───── Text under study
£1.5m for wheat breeding research
Press release issued: 21 February 2011
A £1.5million grant for research into the next generation of molecular markers in wheat has been awarded to Professor Keith Edwards and Dr Gary Barker of the University of Bristol.
The grant is part of a £7 million LoLa (Longer and Larger) award from the Biotechnology and Biological Sciences Research Council (BBSRC) to several partners including the John Innes Institute, Rothamsted Research, the National Institute of Botany and Nottingham University.
The research will increase the diversity of traits available in wheat via a comprehensive pre-breeding programme – the first of its kind in the UK in over 20 years. This project will play an important role in ensuring the sustainability of wheat production in the UK and beyond at a time when we are facing a growing global population and changing environment.
The various available genetic backgrounds for a particular species is referred to as germplasm. This project will identify new and useful genetic variation from ancient sources of wheat germplasm to accelerate the genetic improvement of modern UK wheat for the benefit of UK farming.
Through free and open international collaboration, including the coordination of similar initiatives currently being planned across the world, the resources and knowledge generated in this project will contribute to global food security.
──────────
───── Supplied records
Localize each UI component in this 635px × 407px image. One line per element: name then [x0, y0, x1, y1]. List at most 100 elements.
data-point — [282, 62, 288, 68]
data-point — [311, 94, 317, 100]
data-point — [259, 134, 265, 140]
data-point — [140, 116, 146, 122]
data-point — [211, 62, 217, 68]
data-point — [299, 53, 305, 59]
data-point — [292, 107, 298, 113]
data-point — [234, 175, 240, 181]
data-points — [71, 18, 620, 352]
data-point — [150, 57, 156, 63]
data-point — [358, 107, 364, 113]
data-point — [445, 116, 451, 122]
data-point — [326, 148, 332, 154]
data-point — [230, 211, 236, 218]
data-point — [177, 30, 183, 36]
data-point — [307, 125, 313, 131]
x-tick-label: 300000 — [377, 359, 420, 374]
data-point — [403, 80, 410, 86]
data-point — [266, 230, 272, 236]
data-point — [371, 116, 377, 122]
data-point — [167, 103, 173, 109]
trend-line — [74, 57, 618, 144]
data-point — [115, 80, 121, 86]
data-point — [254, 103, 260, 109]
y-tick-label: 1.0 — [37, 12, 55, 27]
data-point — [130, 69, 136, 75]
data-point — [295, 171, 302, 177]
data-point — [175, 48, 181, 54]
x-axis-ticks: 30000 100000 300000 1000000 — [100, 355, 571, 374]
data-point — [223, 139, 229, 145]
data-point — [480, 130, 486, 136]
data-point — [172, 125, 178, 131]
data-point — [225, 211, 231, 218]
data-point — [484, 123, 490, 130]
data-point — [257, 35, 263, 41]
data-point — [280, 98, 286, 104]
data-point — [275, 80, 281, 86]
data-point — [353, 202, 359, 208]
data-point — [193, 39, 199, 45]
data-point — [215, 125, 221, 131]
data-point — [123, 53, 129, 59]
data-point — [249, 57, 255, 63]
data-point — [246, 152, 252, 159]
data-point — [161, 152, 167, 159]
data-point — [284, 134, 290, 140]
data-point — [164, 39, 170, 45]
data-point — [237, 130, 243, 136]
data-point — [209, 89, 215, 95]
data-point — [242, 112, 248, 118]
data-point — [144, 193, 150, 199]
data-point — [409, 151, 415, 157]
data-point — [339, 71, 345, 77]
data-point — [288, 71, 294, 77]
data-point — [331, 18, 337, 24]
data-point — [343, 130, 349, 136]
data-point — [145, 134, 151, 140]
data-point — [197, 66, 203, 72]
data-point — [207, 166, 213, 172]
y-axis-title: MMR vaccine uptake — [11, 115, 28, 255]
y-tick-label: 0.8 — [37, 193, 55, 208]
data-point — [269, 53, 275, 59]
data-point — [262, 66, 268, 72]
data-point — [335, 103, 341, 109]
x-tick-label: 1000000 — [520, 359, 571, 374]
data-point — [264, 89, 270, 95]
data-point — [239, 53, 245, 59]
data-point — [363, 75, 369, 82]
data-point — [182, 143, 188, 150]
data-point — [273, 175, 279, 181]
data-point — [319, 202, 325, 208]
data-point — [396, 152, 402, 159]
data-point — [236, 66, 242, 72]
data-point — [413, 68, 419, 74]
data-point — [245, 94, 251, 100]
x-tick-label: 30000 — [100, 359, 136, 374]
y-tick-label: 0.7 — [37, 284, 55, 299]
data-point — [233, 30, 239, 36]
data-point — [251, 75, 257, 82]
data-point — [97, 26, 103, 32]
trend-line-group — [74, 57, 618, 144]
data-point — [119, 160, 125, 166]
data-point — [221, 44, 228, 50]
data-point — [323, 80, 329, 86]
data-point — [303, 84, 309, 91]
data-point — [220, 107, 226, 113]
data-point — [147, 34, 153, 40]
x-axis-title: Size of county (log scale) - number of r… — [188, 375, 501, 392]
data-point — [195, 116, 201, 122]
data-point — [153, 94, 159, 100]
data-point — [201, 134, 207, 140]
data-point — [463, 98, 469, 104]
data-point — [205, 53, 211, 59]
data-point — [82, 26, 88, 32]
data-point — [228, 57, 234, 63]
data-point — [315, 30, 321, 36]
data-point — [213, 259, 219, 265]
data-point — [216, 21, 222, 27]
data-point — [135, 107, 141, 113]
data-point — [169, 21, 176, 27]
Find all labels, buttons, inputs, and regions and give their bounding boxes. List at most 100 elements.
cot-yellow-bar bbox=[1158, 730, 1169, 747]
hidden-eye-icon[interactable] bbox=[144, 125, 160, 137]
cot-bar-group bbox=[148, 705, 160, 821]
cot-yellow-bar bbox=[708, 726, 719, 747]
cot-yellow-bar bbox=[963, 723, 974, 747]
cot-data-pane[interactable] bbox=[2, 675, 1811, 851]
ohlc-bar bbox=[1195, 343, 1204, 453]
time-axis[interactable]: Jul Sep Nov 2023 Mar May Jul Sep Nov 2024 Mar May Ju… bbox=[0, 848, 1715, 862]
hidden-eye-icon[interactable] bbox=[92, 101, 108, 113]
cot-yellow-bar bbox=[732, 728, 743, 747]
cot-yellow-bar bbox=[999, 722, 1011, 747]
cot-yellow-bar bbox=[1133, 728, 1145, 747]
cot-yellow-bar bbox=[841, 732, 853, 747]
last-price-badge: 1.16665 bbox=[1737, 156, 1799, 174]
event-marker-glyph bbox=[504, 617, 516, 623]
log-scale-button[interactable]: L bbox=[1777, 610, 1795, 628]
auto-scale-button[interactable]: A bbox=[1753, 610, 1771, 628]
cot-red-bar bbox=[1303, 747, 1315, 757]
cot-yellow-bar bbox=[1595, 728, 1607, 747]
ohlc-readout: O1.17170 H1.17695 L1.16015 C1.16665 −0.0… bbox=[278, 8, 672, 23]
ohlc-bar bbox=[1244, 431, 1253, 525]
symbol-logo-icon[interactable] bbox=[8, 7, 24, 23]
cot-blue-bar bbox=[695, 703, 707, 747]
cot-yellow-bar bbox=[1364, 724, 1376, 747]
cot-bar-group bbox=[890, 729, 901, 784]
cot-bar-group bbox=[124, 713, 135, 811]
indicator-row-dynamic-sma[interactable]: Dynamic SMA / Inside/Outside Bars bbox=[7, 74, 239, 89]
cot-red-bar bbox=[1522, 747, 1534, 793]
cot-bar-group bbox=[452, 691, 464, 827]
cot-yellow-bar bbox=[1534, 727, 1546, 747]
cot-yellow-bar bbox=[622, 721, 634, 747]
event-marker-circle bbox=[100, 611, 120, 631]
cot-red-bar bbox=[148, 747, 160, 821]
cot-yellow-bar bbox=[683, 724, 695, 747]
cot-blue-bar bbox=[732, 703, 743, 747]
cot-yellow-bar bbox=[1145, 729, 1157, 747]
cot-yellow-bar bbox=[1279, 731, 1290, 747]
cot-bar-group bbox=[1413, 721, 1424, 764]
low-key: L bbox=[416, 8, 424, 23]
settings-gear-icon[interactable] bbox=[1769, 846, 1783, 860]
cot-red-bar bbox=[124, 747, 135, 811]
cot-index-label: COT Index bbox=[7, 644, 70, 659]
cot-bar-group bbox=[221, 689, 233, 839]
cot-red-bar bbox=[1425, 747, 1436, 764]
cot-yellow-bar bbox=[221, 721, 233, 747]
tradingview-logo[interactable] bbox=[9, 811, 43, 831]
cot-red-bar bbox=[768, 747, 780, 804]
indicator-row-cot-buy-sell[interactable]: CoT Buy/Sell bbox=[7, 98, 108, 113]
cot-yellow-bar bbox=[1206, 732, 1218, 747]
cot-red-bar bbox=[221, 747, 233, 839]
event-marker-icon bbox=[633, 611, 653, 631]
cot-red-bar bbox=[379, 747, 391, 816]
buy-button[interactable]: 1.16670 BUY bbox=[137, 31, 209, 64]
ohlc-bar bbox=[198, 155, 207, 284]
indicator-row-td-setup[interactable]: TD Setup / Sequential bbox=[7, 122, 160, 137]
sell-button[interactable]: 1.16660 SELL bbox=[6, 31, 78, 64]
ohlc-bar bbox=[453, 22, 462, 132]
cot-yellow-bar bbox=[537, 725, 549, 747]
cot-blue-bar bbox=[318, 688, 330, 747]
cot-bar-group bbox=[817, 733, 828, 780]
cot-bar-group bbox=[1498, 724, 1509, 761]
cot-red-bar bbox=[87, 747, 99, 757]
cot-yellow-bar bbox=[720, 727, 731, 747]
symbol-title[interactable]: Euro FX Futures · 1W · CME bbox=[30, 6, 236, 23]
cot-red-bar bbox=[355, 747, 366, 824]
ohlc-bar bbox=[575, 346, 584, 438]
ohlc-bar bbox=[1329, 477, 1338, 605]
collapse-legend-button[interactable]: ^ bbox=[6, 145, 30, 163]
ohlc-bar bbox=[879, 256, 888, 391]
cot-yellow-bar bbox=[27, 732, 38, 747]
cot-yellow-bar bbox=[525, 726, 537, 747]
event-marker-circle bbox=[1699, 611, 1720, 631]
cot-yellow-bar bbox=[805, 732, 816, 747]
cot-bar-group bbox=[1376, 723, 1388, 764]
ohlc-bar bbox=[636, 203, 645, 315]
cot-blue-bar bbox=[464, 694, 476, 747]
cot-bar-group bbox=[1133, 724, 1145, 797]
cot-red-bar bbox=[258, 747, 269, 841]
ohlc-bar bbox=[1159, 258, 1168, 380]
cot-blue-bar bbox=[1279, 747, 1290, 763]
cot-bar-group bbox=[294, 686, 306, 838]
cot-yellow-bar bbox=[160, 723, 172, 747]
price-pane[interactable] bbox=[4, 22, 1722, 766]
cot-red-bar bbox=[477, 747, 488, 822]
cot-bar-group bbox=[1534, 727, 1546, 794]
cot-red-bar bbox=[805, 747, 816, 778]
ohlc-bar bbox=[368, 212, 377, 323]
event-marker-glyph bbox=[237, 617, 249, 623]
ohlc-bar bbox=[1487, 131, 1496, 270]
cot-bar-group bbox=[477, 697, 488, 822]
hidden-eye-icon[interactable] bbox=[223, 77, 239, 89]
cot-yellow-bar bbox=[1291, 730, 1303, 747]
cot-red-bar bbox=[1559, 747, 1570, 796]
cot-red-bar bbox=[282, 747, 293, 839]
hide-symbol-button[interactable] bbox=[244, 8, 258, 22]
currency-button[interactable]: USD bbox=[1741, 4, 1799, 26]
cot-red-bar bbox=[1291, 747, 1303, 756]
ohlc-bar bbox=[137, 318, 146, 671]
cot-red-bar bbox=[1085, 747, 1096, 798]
──────────
→ Required action A
Set down the part of the wheat breeding press release word for word, starting at "The various available" and ending at "of UK farming.".
→ Required action B
According to the wheat breeding press release, what term refers to the various available genetic backgrounds for a particular species?
→ Required action C
List every partner that the wheat breeding press release names as included among the recipients of the £7 million LoLa award.
The lines have no connection to the wheat breeding press release.

→ Exercise solution A
The various available genetic backgrounds for a particular species is referred to as germplasm. This project will identify new and useful genetic variation from ancient sources of wheat germplasm to accelerate the genetic improvement of modern UK wheat for the benefit of UK farming.

→ Exercise solution B
Germplasm.

→ Exercise solution C
John Innes Institute
Rothamsted Research
National Institute of Botany
Nottingham University